■ **Stored items from a collection**

——————

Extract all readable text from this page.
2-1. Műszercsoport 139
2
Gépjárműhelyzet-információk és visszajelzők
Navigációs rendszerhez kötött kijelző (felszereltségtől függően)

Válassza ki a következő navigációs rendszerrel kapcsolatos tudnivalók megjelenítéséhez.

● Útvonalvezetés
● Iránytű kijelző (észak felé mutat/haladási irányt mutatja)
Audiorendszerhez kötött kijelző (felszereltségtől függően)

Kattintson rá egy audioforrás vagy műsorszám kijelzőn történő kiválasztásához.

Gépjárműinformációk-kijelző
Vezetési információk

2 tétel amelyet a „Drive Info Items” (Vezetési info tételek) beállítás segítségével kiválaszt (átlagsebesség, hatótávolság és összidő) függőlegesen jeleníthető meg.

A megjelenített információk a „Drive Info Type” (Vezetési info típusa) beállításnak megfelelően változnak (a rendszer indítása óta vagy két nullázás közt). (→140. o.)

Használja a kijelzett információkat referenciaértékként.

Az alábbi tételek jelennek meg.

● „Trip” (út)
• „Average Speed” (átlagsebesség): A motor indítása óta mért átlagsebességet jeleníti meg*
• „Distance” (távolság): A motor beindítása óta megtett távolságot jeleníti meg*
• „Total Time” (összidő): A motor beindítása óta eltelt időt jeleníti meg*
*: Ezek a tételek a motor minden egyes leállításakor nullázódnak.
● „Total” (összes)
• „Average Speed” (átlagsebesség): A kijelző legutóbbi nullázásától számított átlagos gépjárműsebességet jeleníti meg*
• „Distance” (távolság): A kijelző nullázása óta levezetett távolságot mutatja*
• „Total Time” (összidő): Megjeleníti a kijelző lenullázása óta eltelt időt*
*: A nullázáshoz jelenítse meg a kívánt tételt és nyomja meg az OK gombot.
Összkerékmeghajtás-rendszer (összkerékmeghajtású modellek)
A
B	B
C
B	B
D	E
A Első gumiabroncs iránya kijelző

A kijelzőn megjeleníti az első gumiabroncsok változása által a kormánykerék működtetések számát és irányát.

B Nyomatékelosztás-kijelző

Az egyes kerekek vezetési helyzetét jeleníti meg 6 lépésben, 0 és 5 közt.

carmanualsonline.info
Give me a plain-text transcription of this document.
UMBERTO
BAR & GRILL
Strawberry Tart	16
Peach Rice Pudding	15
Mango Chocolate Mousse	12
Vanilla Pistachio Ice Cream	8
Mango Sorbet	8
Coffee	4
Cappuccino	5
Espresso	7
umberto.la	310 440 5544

——————

Transcribe every entry verbatim.

Extract all readable text from this page.
2-1. Műszercsoport 139
2
Gépjárműhelyzet-információk és visszajelzők
Navigációs rendszerhez kötött kijelző (felszereltségtől függően)

Válassza ki a következő navigációs rendszerrel kapcsolatos tudnivalók megjelenítéséhez.

● Útvonalvezetés
● Iránytű kijelző (észak felé mutat/haladási irányt mutatja)
Audiorendszerhez kötött kijelző (felszereltségtől függően)

Kattintson rá egy audioforrás vagy műsorszám kijelzőn történő kiválasztásához.

Gépjárműinformációk-kijelző
Vezetési információk

2 tétel amelyet a „Drive Info Items” (Vezetési info tételek) beállítás segítségével kiválaszt (átlagsebesség, hatótávolság és összidő) függőlegesen jeleníthető meg.

A megjelenített információk a „Drive Info Type” (Vezetési info típusa) beállításnak megfelelően változnak (a rendszer indítása óta vagy két nullázás közt). (→140. o.)

Használja a kijelzett információkat referenciaértékként.

Az alábbi tételek jelennek meg.

● „Trip” (út)
• „Average Speed” (átlagsebesség): A motor indítása óta mért átlagsebességet jeleníti meg*
• „Distance” (távolság): A motor beindítása óta megtett távolságot jeleníti meg*
• „Total Time” (összidő): A motor beindítása óta eltelt időt jeleníti meg*
*: Ezek a tételek a motor minden egyes leállításakor nullázódnak.
● „Total” (összes)
• „Average Speed” (átlagsebesség): A kijelző legutóbbi nullázásától számított átlagos gépjárműsebességet jeleníti meg*
• „Distance” (távolság): A kijelző nullázása óta levezetett távolságot mutatja*
• „Total Time” (összidő): Megjeleníti a kijelző lenullázása óta eltelt időt*
*: A nullázáshoz jelenítse meg a kívánt tételt és nyomja meg az OK gombot.
Összkerékmeghajtás-rendszer (összkerékmeghajtású modellek)
A
B	B
C
B	B
D	E
A Első gumiabroncs iránya kijelző

A kijelzőn megjeleníti az első gumiabroncsok változása által a kormánykerék működtetések számát és irányát.

B Nyomatékelosztás-kijelző

Az egyes kerekek vezetési helyzetét jeleníti meg 6 lépésben, 0 és 5 közt.

carmanualsonline.info
Give me a plain-text transcription of this document.
UMBERTO
BAR & GRILL
Strawberry Tart	16
Peach Rice Pudding	15
Mango Chocolate Mousse	12
Vanilla Pistachio Ice Cream	8
Mango Sorbet	8
Coffee	4
Cappuccino	5
Espresso	7
umberto.la	310 440 5544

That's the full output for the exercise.